Collected data entries:
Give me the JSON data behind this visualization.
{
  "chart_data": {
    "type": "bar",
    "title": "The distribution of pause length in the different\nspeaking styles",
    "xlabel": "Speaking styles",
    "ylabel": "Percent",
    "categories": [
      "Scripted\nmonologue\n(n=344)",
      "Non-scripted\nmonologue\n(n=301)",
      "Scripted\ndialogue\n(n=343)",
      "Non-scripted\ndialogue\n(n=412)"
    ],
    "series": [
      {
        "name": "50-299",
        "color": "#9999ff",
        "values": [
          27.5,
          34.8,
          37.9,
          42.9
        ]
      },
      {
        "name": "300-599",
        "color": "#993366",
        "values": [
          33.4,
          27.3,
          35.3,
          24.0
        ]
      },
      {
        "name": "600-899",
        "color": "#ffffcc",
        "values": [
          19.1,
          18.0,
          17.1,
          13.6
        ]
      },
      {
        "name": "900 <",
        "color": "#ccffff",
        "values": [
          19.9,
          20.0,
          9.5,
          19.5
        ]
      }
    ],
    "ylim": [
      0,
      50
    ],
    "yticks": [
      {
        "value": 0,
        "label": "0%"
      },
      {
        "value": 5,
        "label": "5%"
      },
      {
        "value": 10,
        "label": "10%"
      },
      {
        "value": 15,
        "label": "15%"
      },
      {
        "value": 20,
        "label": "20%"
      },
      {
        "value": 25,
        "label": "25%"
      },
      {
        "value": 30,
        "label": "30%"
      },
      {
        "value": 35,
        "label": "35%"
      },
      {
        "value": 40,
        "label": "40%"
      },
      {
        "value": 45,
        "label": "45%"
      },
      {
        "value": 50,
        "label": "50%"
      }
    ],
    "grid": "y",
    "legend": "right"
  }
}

**SHORT PROBLEM**
Take the data above and return it exactly.

**FINISHED TASK**
Give me the JSON data behind this visualization.
{
  "chart_data": {
    "type": "bar",
    "title": "The distribution of pause length in the different\nspeaking styles",
    "xlabel": "Speaking styles",
    "ylabel": "Percent",
    "categories": [
      "Scripted\nmonologue\n(n=344)",
      "Non-scripted\nmonologue\n(n=301)",
      "Scripted\ndialogue\n(n=343)",
      "Non-scripted\ndialogue\n(n=412)"
    ],
    "series": [
      {
        "name": "50-299",
        "color": "#9999ff",
        "values": [
          27.5,
          34.8,
          37.9,
          42.9
        ]
      },
      {
        "name": "300-599",
        "color": "#993366",
        "values": [
          33.4,
          27.3,
          35.3,
          24.0
        ]
      },
      {
        "name": "600-899",
        "color": "#ffffcc",
        "values": [
          19.1,
          18.0,
          17.1,
          13.6
        ]
      },
      {
        "name": "900 <",
        "color": "#ccffff",
        "values": [
          19.9,
          20.0,
          9.5,
          19.5
        ]
      }
    ],
    "ylim": [
      0,
      50
    ],
    "yticks": [
      {
        "value": 0,
        "label": "0%"
      },
      {
        "value": 5,
        "label": "5%"
      },
      {
        "value": 10,
        "label": "10%"
      },
      {
        "value": 15,
        "label": "15%"
      },
      {
        "value": 20,
        "label": "20%"
      },
      {
        "value": 25,
        "label": "25%"
      },
      {
        "value": 30,
        "label": "30%"
      },
      {
        "value": 35,
        "label": "35%"
      },
      {
        "value": 40,
        "label": "40%"
      },
      {
        "value": 45,
        "label": "45%"
      },
      {
        "value": 50,
        "label": "50%"
      }
    ],
    "grid": "y",
    "legend": "right"
  }
}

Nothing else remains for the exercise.